* [Request]
Reproduce every entry exactly as shown.

___ Records shown

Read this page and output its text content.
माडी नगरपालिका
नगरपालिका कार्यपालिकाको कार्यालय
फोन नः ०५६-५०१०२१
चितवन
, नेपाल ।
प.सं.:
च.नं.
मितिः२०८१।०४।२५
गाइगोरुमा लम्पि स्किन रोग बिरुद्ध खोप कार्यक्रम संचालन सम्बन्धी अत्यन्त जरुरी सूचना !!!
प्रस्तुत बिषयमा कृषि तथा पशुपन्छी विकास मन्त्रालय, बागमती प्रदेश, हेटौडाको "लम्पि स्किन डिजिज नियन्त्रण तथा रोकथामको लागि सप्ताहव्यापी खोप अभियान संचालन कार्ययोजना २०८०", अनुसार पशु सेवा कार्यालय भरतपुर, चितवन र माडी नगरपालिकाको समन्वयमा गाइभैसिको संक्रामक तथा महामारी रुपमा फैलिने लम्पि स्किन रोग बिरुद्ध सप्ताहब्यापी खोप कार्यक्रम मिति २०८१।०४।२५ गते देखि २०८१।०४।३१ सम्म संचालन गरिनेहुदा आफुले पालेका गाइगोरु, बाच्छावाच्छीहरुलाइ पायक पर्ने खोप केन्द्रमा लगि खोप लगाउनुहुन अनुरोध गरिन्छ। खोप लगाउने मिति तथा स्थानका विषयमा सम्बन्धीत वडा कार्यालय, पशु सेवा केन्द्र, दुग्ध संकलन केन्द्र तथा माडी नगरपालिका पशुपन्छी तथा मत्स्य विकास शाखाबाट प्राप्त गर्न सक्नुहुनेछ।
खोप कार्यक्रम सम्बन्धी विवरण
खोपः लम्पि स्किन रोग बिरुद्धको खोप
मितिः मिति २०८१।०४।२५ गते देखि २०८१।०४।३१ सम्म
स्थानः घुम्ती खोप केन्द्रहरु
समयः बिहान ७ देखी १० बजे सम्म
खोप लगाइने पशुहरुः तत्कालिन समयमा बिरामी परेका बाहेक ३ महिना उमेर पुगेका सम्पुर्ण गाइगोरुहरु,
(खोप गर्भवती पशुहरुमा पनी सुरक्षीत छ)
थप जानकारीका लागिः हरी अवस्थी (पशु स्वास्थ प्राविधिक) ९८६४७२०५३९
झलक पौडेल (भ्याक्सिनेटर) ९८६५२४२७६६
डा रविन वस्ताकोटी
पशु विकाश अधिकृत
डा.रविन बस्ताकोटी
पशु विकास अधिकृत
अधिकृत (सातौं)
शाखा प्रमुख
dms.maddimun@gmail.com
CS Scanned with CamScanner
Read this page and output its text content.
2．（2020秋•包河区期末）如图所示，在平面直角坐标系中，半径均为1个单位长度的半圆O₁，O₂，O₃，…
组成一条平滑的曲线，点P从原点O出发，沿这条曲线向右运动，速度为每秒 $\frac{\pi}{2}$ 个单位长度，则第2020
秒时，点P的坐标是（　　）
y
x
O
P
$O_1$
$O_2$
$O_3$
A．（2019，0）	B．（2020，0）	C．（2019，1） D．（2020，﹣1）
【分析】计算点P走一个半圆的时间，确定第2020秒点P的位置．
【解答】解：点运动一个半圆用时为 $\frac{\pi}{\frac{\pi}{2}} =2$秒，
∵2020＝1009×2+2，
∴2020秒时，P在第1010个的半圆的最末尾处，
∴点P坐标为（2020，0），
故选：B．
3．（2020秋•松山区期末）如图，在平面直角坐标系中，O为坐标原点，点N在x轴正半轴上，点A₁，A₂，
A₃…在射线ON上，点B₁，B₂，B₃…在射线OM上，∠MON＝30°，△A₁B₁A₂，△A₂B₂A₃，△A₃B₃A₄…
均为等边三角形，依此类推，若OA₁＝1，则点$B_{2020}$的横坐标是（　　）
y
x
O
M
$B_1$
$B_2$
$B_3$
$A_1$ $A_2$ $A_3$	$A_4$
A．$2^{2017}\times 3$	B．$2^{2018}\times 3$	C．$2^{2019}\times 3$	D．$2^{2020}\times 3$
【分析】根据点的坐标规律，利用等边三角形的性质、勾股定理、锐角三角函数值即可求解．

______

* [Task answer]
Read this page and output its text content.
माडी नगरपालिका
नगरपालिका कार्यपालिकाको कार्यालय
फोन नः ०५६-५०१०२१
चितवन
, नेपाल ।
प.सं.:
च.नं.
मितिः२०८१।०४।२५
गाइगोरुमा लम्पि स्किन रोग बिरुद्ध खोप कार्यक्रम संचालन सम्बन्धी अत्यन्त जरुरी सूचना !!!
प्रस्तुत बिषयमा कृषि तथा पशुपन्छी विकास मन्त्रालय, बागमती प्रदेश, हेटौडाको "लम्पि स्किन डिजिज नियन्त्रण तथा रोकथामको लागि सप्ताहव्यापी खोप अभियान संचालन कार्ययोजना २०८०", अनुसार पशु सेवा कार्यालय भरतपुर, चितवन र माडी नगरपालिकाको समन्वयमा गाइभैसिको संक्रामक तथा महामारी रुपमा फैलिने लम्पि स्किन रोग बिरुद्ध सप्ताहब्यापी खोप कार्यक्रम मिति २०८१।०४।२५ गते देखि २०८१।०४।३१ सम्म संचालन गरिनेहुदा आफुले पालेका गाइगोरु, बाच्छावाच्छीहरुलाइ पायक पर्ने खोप केन्द्रमा लगि खोप लगाउनुहुन अनुरोध गरिन्छ। खोप लगाउने मिति तथा स्थानका विषयमा सम्बन्धीत वडा कार्यालय, पशु सेवा केन्द्र, दुग्ध संकलन केन्द्र तथा माडी नगरपालिका पशुपन्छी तथा मत्स्य विकास शाखाबाट प्राप्त गर्न सक्नुहुनेछ।
खोप कार्यक्रम सम्बन्धी विवरण
खोपः लम्पि स्किन रोग बिरुद्धको खोप
मितिः मिति २०८१।०४।२५ गते देखि २०८१।०४।३१ सम्म
स्थानः घुम्ती खोप केन्द्रहरु
समयः बिहान ७ देखी १० बजे सम्म
खोप लगाइने पशुहरुः तत्कालिन समयमा बिरामी परेका बाहेक ३ महिना उमेर पुगेका सम्पुर्ण गाइगोरुहरु,
(खोप गर्भवती पशुहरुमा पनी सुरक्षीत छ)
थप जानकारीका लागिः हरी अवस्थी (पशु स्वास्थ प्राविधिक) ९८६४७२०५३९
झलक पौडेल (भ्याक्सिनेटर) ९८६५२४२७६६
डा रविन वस्ताकोटी
पशु विकाश अधिकृत
डा.रविन बस्ताकोटी
पशु विकास अधिकृत
अधिकृत (सातौं)
शाखा प्रमुख
dms.maddimun@gmail.com
CS Scanned with CamScanner
Read this page and output its text content.
2．（2020秋•包河区期末）如图所示，在平面直角坐标系中，半径均为1个单位长度的半圆O₁，O₂，O₃，…
组成一条平滑的曲线，点P从原点O出发，沿这条曲线向右运动，速度为每秒 $\frac{\pi}{2}$ 个单位长度，则第2020
秒时，点P的坐标是（　　）
y
x
O
P
$O_1$
$O_2$
$O_3$
A．（2019，0）	B．（2020，0）	C．（2019，1） D．（2020，﹣1）
【分析】计算点P走一个半圆的时间，确定第2020秒点P的位置．
【解答】解：点运动一个半圆用时为 $\frac{\pi}{\frac{\pi}{2}} =2$秒，
∵2020＝1009×2+2，
∴2020秒时，P在第1010个的半圆的最末尾处，
∴点P坐标为（2020，0），
故选：B．
3．（2020秋•松山区期末）如图，在平面直角坐标系中，O为坐标原点，点N在x轴正半轴上，点A₁，A₂，
A₃…在射线ON上，点B₁，B₂，B₃…在射线OM上，∠MON＝30°，△A₁B₁A₂，△A₂B₂A₃，△A₃B₃A₄…
均为等边三角形，依此类推，若OA₁＝1，则点$B_{2020}$的横坐标是（　　）
y
x
O
M
$B_1$
$B_2$
$B_3$
$A_1$ $A_2$ $A_3$	$A_4$
A．$2^{2017}\times 3$	B．$2^{2018}\times 3$	C．$2^{2019}\times 3$	D．$2^{2020}\times 3$
【分析】根据点的坐标规律，利用等边三角形的性质、勾股定理、锐角三角函数值即可求解．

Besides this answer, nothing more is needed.